Aim: Reproduce all entries verbatim, with nothing added or dropped.
•••••
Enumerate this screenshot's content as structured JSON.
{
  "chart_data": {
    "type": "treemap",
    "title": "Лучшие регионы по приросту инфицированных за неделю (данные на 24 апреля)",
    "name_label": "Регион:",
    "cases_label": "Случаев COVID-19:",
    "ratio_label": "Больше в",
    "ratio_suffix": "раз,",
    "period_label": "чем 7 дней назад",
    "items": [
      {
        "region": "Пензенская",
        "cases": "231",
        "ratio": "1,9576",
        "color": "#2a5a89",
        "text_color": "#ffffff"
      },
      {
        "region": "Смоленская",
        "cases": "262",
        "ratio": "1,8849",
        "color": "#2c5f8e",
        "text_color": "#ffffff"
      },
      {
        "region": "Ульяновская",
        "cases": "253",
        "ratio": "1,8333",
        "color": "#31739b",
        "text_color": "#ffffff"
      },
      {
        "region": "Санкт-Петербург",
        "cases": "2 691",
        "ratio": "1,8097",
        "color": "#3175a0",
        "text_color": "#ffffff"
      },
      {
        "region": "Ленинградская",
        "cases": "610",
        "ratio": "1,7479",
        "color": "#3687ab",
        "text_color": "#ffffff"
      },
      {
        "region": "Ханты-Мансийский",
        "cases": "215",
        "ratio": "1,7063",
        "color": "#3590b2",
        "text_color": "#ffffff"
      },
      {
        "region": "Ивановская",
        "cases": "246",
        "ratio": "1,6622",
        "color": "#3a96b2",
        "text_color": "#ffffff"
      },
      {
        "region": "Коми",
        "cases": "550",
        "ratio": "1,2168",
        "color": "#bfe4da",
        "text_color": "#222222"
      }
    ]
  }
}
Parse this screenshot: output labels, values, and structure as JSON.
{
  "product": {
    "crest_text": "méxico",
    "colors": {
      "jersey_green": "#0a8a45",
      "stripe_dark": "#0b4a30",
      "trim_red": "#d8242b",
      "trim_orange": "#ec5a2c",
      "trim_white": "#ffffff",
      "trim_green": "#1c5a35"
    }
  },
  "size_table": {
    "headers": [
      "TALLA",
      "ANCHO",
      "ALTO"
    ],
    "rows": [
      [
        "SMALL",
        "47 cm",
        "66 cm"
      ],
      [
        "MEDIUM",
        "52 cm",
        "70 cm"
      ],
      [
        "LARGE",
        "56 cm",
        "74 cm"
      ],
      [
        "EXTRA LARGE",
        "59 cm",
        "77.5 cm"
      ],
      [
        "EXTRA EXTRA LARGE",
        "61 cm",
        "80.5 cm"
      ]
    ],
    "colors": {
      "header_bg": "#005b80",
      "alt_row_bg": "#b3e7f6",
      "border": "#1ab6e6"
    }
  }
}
•••••
Result for this task:
Enumerate this screenshot's content as structured JSON.
{
  "chart_data": {
    "type": "treemap",
    "title": "Лучшие регионы по приросту инфицированных за неделю (данные на 24 апреля)",
    "name_label": "Регион:",
    "cases_label": "Случаев COVID-19:",
    "ratio_label": "Больше в",
    "ratio_suffix": "раз,",
    "period_label": "чем 7 дней назад",
    "items": [
      {
        "region": "Пензенская",
        "cases": "231",
        "ratio": "1,9576",
        "color": "#2a5a89",
        "text_color": "#ffffff"
      },
      {
        "region": "Смоленская",
        "cases": "262",
        "ratio": "1,8849",
        "color": "#2c5f8e",
        "text_color": "#ffffff"
      },
      {
        "region": "Ульяновская",
        "cases": "253",
        "ratio": "1,8333",
        "color": "#31739b",
        "text_color": "#ffffff"
      },
      {
        "region": "Санкт-Петербург",
        "cases": "2 691",
        "ratio": "1,8097",
        "color": "#3175a0",
        "text_color": "#ffffff"
      },
      {
        "region": "Ленинградская",
        "cases": "610",
        "ratio": "1,7479",
        "color": "#3687ab",
        "text_color": "#ffffff"
      },
      {
        "region": "Ханты-Мансийский",
        "cases": "215",
        "ratio": "1,7063",
        "color": "#3590b2",
        "text_color": "#ffffff"
      },
      {
        "region": "Ивановская",
        "cases": "246",
        "ratio": "1,6622",
        "color": "#3a96b2",
        "text_color": "#ffffff"
      },
      {
        "region": "Коми",
        "cases": "550",
        "ratio": "1,2168",
        "color": "#bfe4da",
        "text_color": "#222222"
      }
    ]
  }
}
Parse this screenshot: output labels, values, and structure as JSON.
{
  "product": {
    "crest_text": "méxico",
    "colors": {
      "jersey_green": "#0a8a45",
      "stripe_dark": "#0b4a30",
      "trim_red": "#d8242b",
      "trim_orange": "#ec5a2c",
      "trim_white": "#ffffff",
      "trim_green": "#1c5a35"
    }
  },
  "size_table": {
    "headers": [
      "TALLA",
      "ANCHO",
      "ALTO"
    ],
    "rows": [
      [
        "SMALL",
        "47 cm",
        "66 cm"
      ],
      [
        "MEDIUM",
        "52 cm",
        "70 cm"
      ],
      [
        "LARGE",
        "56 cm",
        "74 cm"
      ],
      [
        "EXTRA LARGE",
        "59 cm",
        "77.5 cm"
      ],
      [
        "EXTRA EXTRA LARGE",
        "61 cm",
        "80.5 cm"
      ]
    ],
    "colors": {
      "header_bg": "#005b80",
      "alt_row_bg": "#b3e7f6",
      "border": "#1ab6e6"
    }
  }
}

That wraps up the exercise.